● **GOAL OF THE EXERCISE**
Repeat all of the material exactly as given.
** begin **
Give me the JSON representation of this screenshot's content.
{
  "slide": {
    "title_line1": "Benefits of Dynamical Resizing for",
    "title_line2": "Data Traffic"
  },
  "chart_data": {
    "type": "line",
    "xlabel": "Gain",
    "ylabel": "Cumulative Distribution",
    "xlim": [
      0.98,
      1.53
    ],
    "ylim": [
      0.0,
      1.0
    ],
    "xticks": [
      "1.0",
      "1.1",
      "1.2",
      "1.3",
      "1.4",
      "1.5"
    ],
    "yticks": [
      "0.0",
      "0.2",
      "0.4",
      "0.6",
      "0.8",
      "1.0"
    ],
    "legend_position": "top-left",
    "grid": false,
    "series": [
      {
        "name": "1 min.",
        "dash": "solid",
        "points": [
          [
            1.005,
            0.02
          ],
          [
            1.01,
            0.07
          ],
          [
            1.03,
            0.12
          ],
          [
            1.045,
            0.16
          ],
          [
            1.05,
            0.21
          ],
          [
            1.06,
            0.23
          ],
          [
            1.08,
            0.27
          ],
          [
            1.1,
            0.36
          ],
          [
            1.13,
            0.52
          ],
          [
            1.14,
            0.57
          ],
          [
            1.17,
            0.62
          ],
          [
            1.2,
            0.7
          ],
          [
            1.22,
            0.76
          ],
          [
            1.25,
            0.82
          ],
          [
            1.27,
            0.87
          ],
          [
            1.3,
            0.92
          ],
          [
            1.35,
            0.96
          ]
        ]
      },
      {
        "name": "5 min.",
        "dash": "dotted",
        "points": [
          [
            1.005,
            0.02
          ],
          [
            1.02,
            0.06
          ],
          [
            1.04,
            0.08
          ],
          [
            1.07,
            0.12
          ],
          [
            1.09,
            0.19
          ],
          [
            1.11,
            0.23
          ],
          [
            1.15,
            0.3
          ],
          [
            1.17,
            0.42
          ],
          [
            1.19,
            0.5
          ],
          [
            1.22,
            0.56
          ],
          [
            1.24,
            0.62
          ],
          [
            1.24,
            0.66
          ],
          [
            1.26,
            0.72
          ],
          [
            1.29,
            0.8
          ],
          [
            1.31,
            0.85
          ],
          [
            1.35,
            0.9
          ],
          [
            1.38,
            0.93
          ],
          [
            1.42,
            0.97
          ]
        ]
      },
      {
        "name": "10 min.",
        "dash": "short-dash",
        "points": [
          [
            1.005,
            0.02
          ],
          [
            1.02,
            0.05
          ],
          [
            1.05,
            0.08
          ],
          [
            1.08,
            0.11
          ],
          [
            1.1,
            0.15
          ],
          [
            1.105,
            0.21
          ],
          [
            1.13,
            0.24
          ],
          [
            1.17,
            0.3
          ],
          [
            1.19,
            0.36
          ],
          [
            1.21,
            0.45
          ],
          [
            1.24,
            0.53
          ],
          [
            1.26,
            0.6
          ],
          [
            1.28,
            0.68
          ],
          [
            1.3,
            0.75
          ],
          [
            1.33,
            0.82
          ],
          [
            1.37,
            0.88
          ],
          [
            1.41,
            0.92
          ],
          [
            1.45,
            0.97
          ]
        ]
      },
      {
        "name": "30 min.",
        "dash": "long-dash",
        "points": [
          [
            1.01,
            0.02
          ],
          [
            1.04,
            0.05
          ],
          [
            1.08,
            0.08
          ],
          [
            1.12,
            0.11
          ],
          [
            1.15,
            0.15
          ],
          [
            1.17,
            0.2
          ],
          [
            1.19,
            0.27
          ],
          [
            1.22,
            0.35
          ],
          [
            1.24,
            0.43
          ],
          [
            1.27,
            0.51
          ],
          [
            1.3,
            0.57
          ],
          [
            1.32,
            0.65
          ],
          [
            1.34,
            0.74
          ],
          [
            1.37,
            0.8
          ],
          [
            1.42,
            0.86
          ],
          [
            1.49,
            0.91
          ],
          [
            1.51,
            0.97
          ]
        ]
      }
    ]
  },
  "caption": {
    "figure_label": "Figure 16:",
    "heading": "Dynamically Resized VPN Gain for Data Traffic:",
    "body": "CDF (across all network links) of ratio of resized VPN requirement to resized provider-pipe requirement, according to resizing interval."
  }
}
** end **
● **FINAL RESULT**
Give me the JSON representation of this screenshot's content.
{
  "slide": {
    "title_line1": "Benefits of Dynamical Resizing for",
    "title_line2": "Data Traffic"
  },
  "chart_data": {
    "type": "line",
    "xlabel": "Gain",
    "ylabel": "Cumulative Distribution",
    "xlim": [
      0.98,
      1.53
    ],
    "ylim": [
      0.0,
      1.0
    ],
    "xticks": [
      "1.0",
      "1.1",
      "1.2",
      "1.3",
      "1.4",
      "1.5"
    ],
    "yticks": [
      "0.0",
      "0.2",
      "0.4",
      "0.6",
      "0.8",
      "1.0"
    ],
    "legend_position": "top-left",
    "grid": false,
    "series": [
      {
        "name": "1 min.",
        "dash": "solid",
        "points": [
          [
            1.005,
            0.02
          ],
          [
            1.01,
            0.07
          ],
          [
            1.03,
            0.12
          ],
          [
            1.045,
            0.16
          ],
          [
            1.05,
            0.21
          ],
          [
            1.06,
            0.23
          ],
          [
            1.08,
            0.27
          ],
          [
            1.1,
            0.36
          ],
          [
            1.13,
            0.52
          ],
          [
            1.14,
            0.57
          ],
          [
            1.17,
            0.62
          ],
          [
            1.2,
            0.7
          ],
          [
            1.22,
            0.76
          ],
          [
            1.25,
            0.82
          ],
          [
            1.27,
            0.87
          ],
          [
            1.3,
            0.92
          ],
          [
            1.35,
            0.96
          ]
        ]
      },
      {
        "name": "5 min.",
        "dash": "dotted",
        "points": [
          [
            1.005,
            0.02
          ],
          [
            1.02,
            0.06
          ],
          [
            1.04,
            0.08
          ],
          [
            1.07,
            0.12
          ],
          [
            1.09,
            0.19
          ],
          [
            1.11,
            0.23
          ],
          [
            1.15,
            0.3
          ],
          [
            1.17,
            0.42
          ],
          [
            1.19,
            0.5
          ],
          [
            1.22,
            0.56
          ],
          [
            1.24,
            0.62
          ],
          [
            1.24,
            0.66
          ],
          [
            1.26,
            0.72
          ],
          [
            1.29,
            0.8
          ],
          [
            1.31,
            0.85
          ],
          [
            1.35,
            0.9
          ],
          [
            1.38,
            0.93
          ],
          [
            1.42,
            0.97
          ]
        ]
      },
      {
        "name": "10 min.",
        "dash": "short-dash",
        "points": [
          [
            1.005,
            0.02
          ],
          [
            1.02,
            0.05
          ],
          [
            1.05,
            0.08
          ],
          [
            1.08,
            0.11
          ],
          [
            1.1,
            0.15
          ],
          [
            1.105,
            0.21
          ],
          [
            1.13,
            0.24
          ],
          [
            1.17,
            0.3
          ],
          [
            1.19,
            0.36
          ],
          [
            1.21,
            0.45
          ],
          [
            1.24,
            0.53
          ],
          [
            1.26,
            0.6
          ],
          [
            1.28,
            0.68
          ],
          [
            1.3,
            0.75
          ],
          [
            1.33,
            0.82
          ],
          [
            1.37,
            0.88
          ],
          [
            1.41,
            0.92
          ],
          [
            1.45,
            0.97
          ]
        ]
      },
      {
        "name": "30 min.",
        "dash": "long-dash",
        "points": [
          [
            1.01,
            0.02
          ],
          [
            1.04,
            0.05
          ],
          [
            1.08,
            0.08
          ],
          [
            1.12,
            0.11
          ],
          [
            1.15,
            0.15
          ],
          [
            1.17,
            0.2
          ],
          [
            1.19,
            0.27
          ],
          [
            1.22,
            0.35
          ],
          [
            1.24,
            0.43
          ],
          [
            1.27,
            0.51
          ],
          [
            1.3,
            0.57
          ],
          [
            1.32,
            0.65
          ],
          [
            1.34,
            0.74
          ],
          [
            1.37,
            0.8
          ],
          [
            1.42,
            0.86
          ],
          [
            1.49,
            0.91
          ],
          [
            1.51,
            0.97
          ]
        ]
      }
    ]
  },
  "caption": {
    "figure_label": "Figure 16:",
    "heading": "Dynamically Resized VPN Gain for Data Traffic:",
    "body": "CDF (across all network links) of ratio of resized VPN requirement to resized provider-pipe requirement, according to resizing interval."
  }
}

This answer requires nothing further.